• OBJECTIVE: Extract the full listing verbatim and drop any pictures from your copy.

--- MATERIAL SUPPLIED ---

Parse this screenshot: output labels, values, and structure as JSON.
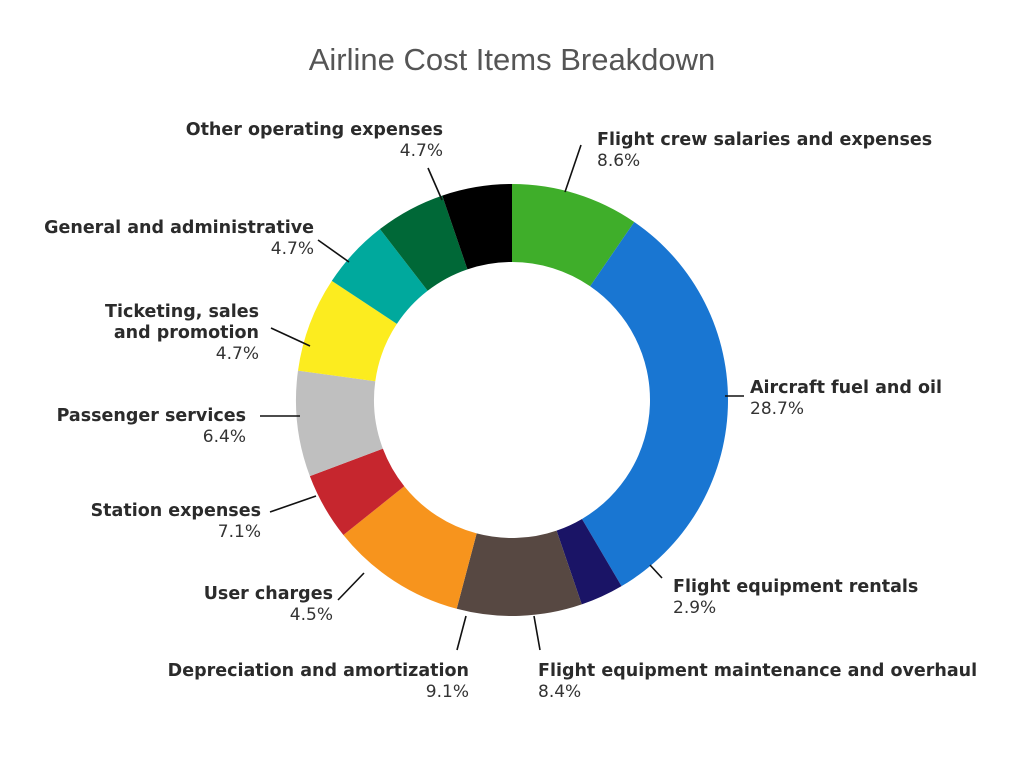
{
  "chart_data": {
    "type": "pie",
    "style": "donut",
    "title": "Airline Cost Items Breakdown",
    "unit": "%",
    "slices": [
      {
        "name": "Flight crew salaries and expenses",
        "value": 8.6,
        "label": "8.6%",
        "color": "#3fae2a"
      },
      {
        "name": "Aircraft fuel and oil",
        "value": 28.7,
        "label": "28.7%",
        "color": "#1976d2"
      },
      {
        "name": "Flight equipment rentals",
        "value": 2.9,
        "label": "2.9%",
        "color": "#1a1466"
      },
      {
        "name": "Flight equipment maintenance and overhaul",
        "value": 8.4,
        "label": "8.4%",
        "color": "#574842"
      },
      {
        "name": "Depreciation and amortization",
        "value": 9.1,
        "label": "9.1%",
        "color": "#f7941d"
      },
      {
        "name": "User charges",
        "value": 4.5,
        "label": "4.5%",
        "color": "#c6262e"
      },
      {
        "name": "Station expenses",
        "value": 7.1,
        "label": "7.1%",
        "color": "#bfbfbf"
      },
      {
        "name": "Passenger services",
        "value": 6.4,
        "label": "6.4%",
        "color": "#fcec1f"
      },
      {
        "name": "Ticketing, sales and promotion",
        "value": 4.7,
        "label": "4.7%",
        "color": "#00a99d"
      },
      {
        "name": "General and administrative",
        "value": 4.7,
        "label": "4.7%",
        "color": "#006837"
      },
      {
        "name": "Other operating expenses",
        "value": 4.7,
        "label": "4.7%",
        "color": "#000000"
      }
    ]
  }
}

---

• ANSWER TO THE PROBLEM:
Parse this screenshot: output labels, values, and structure as JSON.
{
  "chart_data": {
    "type": "pie",
    "style": "donut",
    "title": "Airline Cost Items Breakdown",
    "unit": "%",
    "slices": [
      {
        "name": "Flight crew salaries and expenses",
        "value": 8.6,
        "label": "8.6%",
        "color": "#3fae2a"
      },
      {
        "name": "Aircraft fuel and oil",
        "value": 28.7,
        "label": "28.7%",
        "color": "#1976d2"
      },
      {
        "name": "Flight equipment rentals",
        "value": 2.9,
        "label": "2.9%",
        "color": "#1a1466"
      },
      {
        "name": "Flight equipment maintenance and overhaul",
        "value": 8.4,
        "label": "8.4%",
        "color": "#574842"
      },
      {
        "name": "Depreciation and amortization",
        "value": 9.1,
        "label": "9.1%",
        "color": "#f7941d"
      },
      {
        "name": "User charges",
        "value": 4.5,
        "label": "4.5%",
        "color": "#c6262e"
      },
      {
        "name": "Station expenses",
        "value": 7.1,
        "label": "7.1%",
        "color": "#bfbfbf"
      },
      {
        "name": "Passenger services",
        "value": 6.4,
        "label": "6.4%",
        "color": "#fcec1f"
      },
      {
        "name": "Ticketing, sales and promotion",
        "value": 4.7,
        "label": "4.7%",
        "color": "#00a99d"
      },
      {
        "name": "General and administrative",
        "value": 4.7,
        "label": "4.7%",
        "color": "#006837"
      },
      {
        "name": "Other operating expenses",
        "value": 4.7,
        "label": "4.7%",
        "color": "#000000"
      }
    ]
  }
}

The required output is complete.